Произведения Виктора Некрасова
Двадцать лет спустя
(«Месяц во Франции» — через 20 лет)
Заметки
«Новое Русское Слово» (Нью-Йорк), 29 сентября 1985 г., № 26903
(увеличить)
Виктор Некрасов
на «Радио Свобода» читает
заметки "Двадцать лет спустя"
(«Месяц во Франции» — через 20 лет).
Часть I, 26 сентября 1985 г.
Часть II, 2 октября 1985 г.
В 4-м номере журнала «Новый мир» за 1965 год были опубликованы мои записки «Месяц во Франции». Был я во Франции вместе с Паустовским и Вознесенским в декабре 1962 года, но рассказ об этой поездке напечатать мне удалось только в 1965 году, после свержения Хрущева, который раскритиковав меня весной 63-го года, доступ в литературу мне закрыл. Помог напечатанию еще и приезд Де Голля в Советский Союз — срочно потребовался какой-нибудь материал о Франции.
Сейчас, через 20 лет, я перечитал эти записки. Довольно любопытно. Особенно та часть, где я говорю о своих встречах с эмигрантами.
Давайте кое-что почитаем и прокомментируем.
«Я уже не раз писал о русских за границей, — читаю я в старом журнале, — о сложной судьбе людей, по разным причинам оказавшихся за пределами своей родины. В Париже мне пришлось часто с ними встречаться. В один из первых же дней мне предложили выступить в эмигрантском клубе «Жар-птица».
Мне приходилось выступать перед различными аудиториями, но никогда еще не приходилось выступать перед эмигрантами... И должен сказать, что, выходя на большую, совершенно голую сцену, на которой сиротливо торчал микрофон на длинной ножке, я слегка волновался... Кто эти люди, что сидят передо мной? Их много, зал наполнен до последнего ряда. Больше пожилых, молодежи поменьше.
****************************************
= Задание 1 =
Назовите всех людей, которые упоминаются в исходном тексте по фамилии.
Исходный текст и записи никак не связаны друг с другом.
****************************************
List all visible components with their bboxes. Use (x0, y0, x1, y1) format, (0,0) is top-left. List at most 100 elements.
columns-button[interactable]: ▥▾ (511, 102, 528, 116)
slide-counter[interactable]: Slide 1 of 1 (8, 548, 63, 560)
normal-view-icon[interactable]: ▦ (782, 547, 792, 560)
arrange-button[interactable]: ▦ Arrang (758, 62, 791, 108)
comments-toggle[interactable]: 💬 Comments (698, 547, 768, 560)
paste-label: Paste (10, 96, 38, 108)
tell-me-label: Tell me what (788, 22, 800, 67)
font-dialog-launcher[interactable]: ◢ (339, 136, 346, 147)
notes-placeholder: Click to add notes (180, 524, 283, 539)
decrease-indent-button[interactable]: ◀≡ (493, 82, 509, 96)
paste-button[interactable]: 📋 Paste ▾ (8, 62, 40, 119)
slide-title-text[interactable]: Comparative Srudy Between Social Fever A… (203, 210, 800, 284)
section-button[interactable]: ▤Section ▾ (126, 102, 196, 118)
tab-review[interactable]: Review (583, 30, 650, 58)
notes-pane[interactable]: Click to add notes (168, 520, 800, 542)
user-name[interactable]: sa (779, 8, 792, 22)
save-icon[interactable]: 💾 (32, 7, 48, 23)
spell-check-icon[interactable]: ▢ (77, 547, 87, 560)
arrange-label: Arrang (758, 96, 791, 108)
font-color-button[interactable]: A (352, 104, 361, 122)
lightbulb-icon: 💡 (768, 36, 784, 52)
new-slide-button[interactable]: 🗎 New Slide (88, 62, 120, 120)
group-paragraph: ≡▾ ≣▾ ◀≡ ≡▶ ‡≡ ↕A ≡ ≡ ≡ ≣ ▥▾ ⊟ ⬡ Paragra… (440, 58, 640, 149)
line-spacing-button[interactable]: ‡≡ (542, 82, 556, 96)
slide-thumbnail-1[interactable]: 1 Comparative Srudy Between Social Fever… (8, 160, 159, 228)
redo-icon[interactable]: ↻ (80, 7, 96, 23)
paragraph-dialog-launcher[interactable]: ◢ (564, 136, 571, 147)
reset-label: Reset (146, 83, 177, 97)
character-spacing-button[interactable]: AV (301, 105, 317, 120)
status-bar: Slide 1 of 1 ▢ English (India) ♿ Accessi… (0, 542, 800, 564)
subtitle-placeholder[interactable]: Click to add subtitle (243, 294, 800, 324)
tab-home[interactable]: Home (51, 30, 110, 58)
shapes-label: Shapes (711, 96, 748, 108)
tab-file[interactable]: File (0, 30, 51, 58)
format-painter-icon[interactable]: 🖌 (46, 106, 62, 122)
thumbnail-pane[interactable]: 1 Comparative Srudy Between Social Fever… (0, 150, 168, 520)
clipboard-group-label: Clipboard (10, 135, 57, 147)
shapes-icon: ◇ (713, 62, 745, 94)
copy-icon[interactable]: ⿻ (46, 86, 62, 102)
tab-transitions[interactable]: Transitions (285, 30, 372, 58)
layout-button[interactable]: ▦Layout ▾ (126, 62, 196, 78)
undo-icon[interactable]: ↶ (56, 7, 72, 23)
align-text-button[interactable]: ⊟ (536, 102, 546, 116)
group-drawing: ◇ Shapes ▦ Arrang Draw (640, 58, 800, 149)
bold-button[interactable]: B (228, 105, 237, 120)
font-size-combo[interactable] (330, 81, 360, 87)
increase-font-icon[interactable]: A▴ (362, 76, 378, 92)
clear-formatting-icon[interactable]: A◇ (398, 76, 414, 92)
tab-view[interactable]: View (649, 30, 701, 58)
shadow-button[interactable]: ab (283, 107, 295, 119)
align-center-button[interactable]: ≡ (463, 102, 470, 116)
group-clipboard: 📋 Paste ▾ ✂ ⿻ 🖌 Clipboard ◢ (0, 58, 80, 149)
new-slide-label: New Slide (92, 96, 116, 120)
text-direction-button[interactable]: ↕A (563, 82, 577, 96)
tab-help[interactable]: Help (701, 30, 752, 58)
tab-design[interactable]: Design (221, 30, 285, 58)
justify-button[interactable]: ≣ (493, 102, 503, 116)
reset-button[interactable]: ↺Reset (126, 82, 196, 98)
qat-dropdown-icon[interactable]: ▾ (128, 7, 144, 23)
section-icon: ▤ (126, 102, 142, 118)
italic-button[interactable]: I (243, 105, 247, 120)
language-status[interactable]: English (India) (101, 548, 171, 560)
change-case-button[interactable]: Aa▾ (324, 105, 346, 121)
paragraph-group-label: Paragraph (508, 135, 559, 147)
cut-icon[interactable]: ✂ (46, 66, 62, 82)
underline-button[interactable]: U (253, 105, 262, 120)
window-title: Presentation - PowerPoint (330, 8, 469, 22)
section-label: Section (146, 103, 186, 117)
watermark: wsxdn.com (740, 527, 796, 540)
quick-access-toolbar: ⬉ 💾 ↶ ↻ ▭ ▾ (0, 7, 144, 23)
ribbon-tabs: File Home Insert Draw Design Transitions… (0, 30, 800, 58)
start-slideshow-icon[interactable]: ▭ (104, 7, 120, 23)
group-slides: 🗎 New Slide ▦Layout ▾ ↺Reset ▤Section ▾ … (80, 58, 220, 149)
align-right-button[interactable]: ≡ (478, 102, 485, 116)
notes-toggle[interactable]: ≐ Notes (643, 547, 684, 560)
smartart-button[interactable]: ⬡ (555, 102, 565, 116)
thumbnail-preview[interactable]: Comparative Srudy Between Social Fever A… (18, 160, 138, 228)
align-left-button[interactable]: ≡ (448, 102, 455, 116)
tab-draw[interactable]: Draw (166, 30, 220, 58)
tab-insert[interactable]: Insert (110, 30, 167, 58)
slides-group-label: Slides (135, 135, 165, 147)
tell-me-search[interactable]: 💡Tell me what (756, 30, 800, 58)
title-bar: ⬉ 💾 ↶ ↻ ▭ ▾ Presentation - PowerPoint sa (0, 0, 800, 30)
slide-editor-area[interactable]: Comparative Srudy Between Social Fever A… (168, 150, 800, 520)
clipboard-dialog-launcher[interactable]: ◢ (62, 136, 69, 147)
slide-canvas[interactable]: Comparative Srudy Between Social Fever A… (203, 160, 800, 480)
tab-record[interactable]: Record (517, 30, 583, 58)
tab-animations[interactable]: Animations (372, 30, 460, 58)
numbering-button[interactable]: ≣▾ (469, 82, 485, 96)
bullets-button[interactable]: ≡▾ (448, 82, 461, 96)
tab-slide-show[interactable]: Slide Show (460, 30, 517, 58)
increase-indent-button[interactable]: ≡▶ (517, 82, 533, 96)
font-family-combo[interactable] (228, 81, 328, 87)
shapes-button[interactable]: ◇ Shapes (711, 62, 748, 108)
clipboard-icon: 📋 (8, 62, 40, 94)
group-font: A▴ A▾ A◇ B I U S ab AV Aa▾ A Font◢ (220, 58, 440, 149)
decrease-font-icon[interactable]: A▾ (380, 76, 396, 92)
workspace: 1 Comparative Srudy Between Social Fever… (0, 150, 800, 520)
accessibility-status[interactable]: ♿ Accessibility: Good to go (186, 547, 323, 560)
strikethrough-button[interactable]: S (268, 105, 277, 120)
****************************************
= Задание 2 =
Оформите строки записей от самого начала до строки с "format-painter-icon[interactable]: 🖌 (46, 106, 62, 122)" включительно в виде JSON-списка строк: по одному элементу на строку, без пустых строк.

= Ответ 1 =
Виктор Некрасов, Паустовский, Вознесенский, Хрущев, Де Голль.

= Ответ 2 =
[
  "List all visible components with their bboxes. Use (x0, y0, x1, y1) format, (0,0) is top-left. List at most 100 elements.",
  "columns-button[interactable]: ▥▾ (511, 102, 528, 116)",
  "slide-counter[interactable]: Slide 1 of 1 (8, 548, 63, 560)",
  "normal-view-icon[interactable]: ▦ (782, 547, 792, 560)",
  "arrange-button[interactable]: ▦ Arrang (758, 62, 791, 108)",
  "comments-toggle[interactable]: 💬 Comments (698, 547, 768, 560)",
  "paste-label: Paste (10, 96, 38, 108)",
  "tell-me-label: Tell me what (788, 22, 800, 67)",
  "font-dialog-launcher[interactable]: ◢ (339, 136, 346, 147)",
  "notes-placeholder: Click to add notes (180, 524, 283, 539)",
  "decrease-indent-button[interactable]: ◀≡ (493, 82, 509, 96)",
  "paste-button[interactable]: 📋 Paste ▾ (8, 62, 40, 119)",
  "slide-title-text[interactable]: Comparative Srudy Between Social Fever A… (203, 210, 800, 284)",
  "section-button[interactable]: ▤Section ▾ (126, 102, 196, 118)",
  "tab-review[interactable]: Review (583, 30, 650, 58)",
  "notes-pane[interactable]: Click to add notes (168, 520, 800, 542)",
  "user-name[interactable]: sa (779, 8, 792, 22)",
  "save-icon[interactable]: 💾 (32, 7, 48, 23)",
  "spell-check-icon[interactable]: ▢ (77, 547, 87, 560)",
  "arrange-label: Arrang (758, 96, 791, 108)",
  "font-color-button[interactable]: A (352, 104, 361, 122)",
  "lightbulb-icon: 💡 (768, 36, 784, 52)",
  "new-slide-button[interactable]: 🗎 New Slide (88, 62, 120, 120)",
  "group-paragraph: ≡▾ ≣▾ ◀≡ ≡▶ ‡≡ ↕A ≡ ≡ ≡ ≣ ▥▾ ⊟ ⬡ Paragra… (440, 58, 640, 149)",
  "line-spacing-button[interactable]: ‡≡ (542, 82, 556, 96)",
  "slide-thumbnail-1[interactable]: 1 Comparative Srudy Between Social Fever… (8, 160, 159, 228)",
  "redo-icon[interactable]: ↻ (80, 7, 96, 23)",
  "paragraph-dialog-launcher[interactable]: ◢ (564, 136, 571, 147)",
  "reset-label: Reset (146, 83, 177, 97)",
  "character-spacing-button[interactable]: AV (301, 105, 317, 120)",
  "status-bar: Slide 1 of 1 ▢ English (India) ♿ Accessi… (0, 542, 800, 564)",
  "subtitle-placeholder[interactable]: Click to add subtitle (243, 294, 800, 324)",
  "tab-home[interactable]: Home (51, 30, 110, 58)",
  "shapes-label: Shapes (711, 96, 748, 108)",
  "tab-file[interactable]: File (0, 30, 51, 58)",
  "format-painter-icon[interactable]: 🖌 (46, 106, 62, 122)"
]